| The task |
Go through the material and pull out every line with the string "Sample" in it.

[Start]

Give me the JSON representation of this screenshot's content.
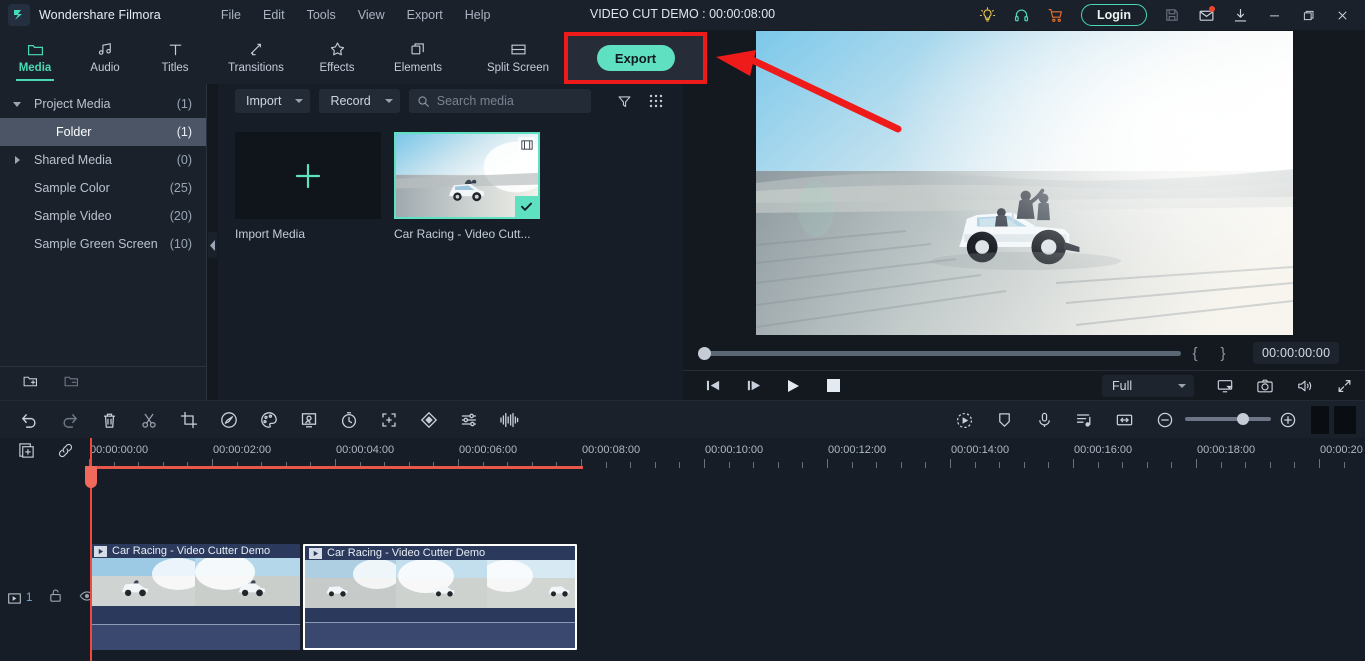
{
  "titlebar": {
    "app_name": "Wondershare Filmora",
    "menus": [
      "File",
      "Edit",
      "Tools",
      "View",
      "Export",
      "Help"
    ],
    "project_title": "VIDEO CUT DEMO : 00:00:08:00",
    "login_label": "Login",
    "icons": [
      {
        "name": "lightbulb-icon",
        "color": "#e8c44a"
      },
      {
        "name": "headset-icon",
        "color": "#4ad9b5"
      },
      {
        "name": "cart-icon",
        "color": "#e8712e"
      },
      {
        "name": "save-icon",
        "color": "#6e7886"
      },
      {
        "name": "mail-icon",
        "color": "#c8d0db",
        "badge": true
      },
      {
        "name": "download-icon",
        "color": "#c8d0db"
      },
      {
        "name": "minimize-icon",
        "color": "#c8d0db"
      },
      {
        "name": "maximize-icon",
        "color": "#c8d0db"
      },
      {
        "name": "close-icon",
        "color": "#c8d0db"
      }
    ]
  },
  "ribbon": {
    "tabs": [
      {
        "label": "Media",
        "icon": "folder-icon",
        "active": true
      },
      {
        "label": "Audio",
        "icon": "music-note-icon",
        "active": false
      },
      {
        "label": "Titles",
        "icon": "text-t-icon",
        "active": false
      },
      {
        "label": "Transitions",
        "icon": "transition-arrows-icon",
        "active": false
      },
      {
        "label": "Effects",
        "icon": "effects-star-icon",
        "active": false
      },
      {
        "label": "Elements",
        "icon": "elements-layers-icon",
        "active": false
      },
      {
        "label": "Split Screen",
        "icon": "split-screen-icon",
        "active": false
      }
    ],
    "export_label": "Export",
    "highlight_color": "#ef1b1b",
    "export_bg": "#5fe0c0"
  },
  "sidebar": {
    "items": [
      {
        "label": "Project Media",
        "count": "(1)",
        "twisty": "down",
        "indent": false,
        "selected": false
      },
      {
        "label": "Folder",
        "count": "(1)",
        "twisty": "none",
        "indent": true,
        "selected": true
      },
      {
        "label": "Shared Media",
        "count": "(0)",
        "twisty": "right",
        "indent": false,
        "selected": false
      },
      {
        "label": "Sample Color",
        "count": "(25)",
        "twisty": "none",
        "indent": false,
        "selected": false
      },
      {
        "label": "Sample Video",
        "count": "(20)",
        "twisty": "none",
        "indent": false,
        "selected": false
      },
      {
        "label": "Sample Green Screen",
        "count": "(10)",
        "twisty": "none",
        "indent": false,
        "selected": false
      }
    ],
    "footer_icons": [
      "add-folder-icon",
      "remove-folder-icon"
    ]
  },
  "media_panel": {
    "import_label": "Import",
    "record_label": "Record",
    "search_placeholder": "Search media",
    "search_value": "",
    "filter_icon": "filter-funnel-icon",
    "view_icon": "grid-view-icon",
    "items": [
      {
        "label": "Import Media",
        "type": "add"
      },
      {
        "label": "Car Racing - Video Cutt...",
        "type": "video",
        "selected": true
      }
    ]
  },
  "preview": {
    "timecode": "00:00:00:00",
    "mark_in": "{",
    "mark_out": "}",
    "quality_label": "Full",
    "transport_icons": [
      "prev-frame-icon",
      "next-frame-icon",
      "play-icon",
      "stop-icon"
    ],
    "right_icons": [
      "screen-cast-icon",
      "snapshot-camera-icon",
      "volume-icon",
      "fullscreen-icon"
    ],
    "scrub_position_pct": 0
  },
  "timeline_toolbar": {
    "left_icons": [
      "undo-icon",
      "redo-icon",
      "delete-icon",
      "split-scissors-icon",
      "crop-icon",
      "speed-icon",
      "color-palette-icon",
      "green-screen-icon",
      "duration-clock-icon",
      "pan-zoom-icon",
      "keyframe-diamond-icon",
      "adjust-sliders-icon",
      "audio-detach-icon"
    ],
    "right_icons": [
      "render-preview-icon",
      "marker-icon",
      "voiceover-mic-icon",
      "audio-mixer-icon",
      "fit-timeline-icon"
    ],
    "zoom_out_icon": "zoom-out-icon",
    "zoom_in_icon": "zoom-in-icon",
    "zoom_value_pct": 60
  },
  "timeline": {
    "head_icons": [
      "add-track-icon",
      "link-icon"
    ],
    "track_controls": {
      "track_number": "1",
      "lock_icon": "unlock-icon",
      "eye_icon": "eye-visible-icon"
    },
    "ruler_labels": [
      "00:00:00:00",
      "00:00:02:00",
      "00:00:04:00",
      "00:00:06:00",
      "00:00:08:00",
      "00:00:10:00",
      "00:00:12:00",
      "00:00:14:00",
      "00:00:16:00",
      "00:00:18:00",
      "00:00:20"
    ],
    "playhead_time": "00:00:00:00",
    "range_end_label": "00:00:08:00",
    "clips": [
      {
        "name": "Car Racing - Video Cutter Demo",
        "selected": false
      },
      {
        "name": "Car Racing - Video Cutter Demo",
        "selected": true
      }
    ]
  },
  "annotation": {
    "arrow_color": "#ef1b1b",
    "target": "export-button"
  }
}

[End]

| Answer to this exercise |
        "label": "Sample Color",
        "label": "Sample Video",
        "label": "Sample Green Screen",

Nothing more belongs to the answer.